** What you need to do **
Copy out the entries below in full and exactly.

** Data to use **
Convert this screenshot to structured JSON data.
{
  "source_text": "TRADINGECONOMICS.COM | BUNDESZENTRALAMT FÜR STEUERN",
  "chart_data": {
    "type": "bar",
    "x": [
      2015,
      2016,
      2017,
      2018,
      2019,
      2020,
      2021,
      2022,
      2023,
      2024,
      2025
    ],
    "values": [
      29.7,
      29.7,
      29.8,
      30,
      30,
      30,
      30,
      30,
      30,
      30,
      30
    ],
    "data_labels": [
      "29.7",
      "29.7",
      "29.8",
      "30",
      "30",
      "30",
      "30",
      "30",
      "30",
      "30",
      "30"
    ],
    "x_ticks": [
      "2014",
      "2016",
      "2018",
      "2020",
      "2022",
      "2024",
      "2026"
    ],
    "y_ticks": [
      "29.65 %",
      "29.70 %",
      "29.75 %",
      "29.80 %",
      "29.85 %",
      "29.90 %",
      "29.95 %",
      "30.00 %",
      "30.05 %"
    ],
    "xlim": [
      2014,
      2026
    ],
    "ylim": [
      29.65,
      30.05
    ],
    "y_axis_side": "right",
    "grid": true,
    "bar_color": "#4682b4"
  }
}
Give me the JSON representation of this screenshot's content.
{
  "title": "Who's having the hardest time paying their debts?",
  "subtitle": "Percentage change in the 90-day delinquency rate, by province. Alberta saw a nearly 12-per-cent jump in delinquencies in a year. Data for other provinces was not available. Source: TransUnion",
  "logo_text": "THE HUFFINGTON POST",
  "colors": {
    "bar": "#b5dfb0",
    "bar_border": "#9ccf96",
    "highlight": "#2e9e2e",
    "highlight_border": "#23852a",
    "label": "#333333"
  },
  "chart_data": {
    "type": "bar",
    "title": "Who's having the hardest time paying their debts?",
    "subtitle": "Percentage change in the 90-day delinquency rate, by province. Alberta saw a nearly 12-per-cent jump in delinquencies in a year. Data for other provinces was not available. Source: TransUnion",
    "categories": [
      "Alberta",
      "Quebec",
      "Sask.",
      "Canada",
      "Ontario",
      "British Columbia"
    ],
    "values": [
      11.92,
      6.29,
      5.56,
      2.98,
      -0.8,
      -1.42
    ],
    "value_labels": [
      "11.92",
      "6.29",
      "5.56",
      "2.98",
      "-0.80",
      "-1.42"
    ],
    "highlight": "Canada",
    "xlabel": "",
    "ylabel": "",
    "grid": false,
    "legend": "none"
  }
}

** Worked answer **
Convert this screenshot to structured JSON data.
{
  "source_text": "TRADINGECONOMICS.COM | BUNDESZENTRALAMT FÜR STEUERN",
  "chart_data": {
    "type": "bar",
    "x": [
      2015,
      2016,
      2017,
      2018,
      2019,
      2020,
      2021,
      2022,
      2023,
      2024,
      2025
    ],
    "values": [
      29.7,
      29.7,
      29.8,
      30,
      30,
      30,
      30,
      30,
      30,
      30,
      30
    ],
    "data_labels": [
      "29.7",
      "29.7",
      "29.8",
      "30",
      "30",
      "30",
      "30",
      "30",
      "30",
      "30",
      "30"
    ],
    "x_ticks": [
      "2014",
      "2016",
      "2018",
      "2020",
      "2022",
      "2024",
      "2026"
    ],
    "y_ticks": [
      "29.65 %",
      "29.70 %",
      "29.75 %",
      "29.80 %",
      "29.85 %",
      "29.90 %",
      "29.95 %",
      "30.00 %",
      "30.05 %"
    ],
    "xlim": [
      2014,
      2026
    ],
    "ylim": [
      29.65,
      30.05
    ],
    "y_axis_side": "right",
    "grid": true,
    "bar_color": "#4682b4"
  }
}
Give me the JSON representation of this screenshot's content.
{
  "title": "Who's having the hardest time paying their debts?",
  "subtitle": "Percentage change in the 90-day delinquency rate, by province. Alberta saw a nearly 12-per-cent jump in delinquencies in a year. Data for other provinces was not available. Source: TransUnion",
  "logo_text": "THE HUFFINGTON POST",
  "colors": {
    "bar": "#b5dfb0",
    "bar_border": "#9ccf96",
    "highlight": "#2e9e2e",
    "highlight_border": "#23852a",
    "label": "#333333"
  },
  "chart_data": {
    "type": "bar",
    "title": "Who's having the hardest time paying their debts?",
    "subtitle": "Percentage change in the 90-day delinquency rate, by province. Alberta saw a nearly 12-per-cent jump in delinquencies in a year. Data for other provinces was not available. Source: TransUnion",
    "categories": [
      "Alberta",
      "Quebec",
      "Sask.",
      "Canada",
      "Ontario",
      "British Columbia"
    ],
    "values": [
      11.92,
      6.29,
      5.56,
      2.98,
      -0.8,
      -1.42
    ],
    "value_labels": [
      "11.92",
      "6.29",
      "5.56",
      "2.98",
      "-0.80",
      "-1.42"
    ],
    "highlight": "Canada",
    "xlabel": "",
    "ylabel": "",
    "grid": false,
    "legend": "none"
  }
}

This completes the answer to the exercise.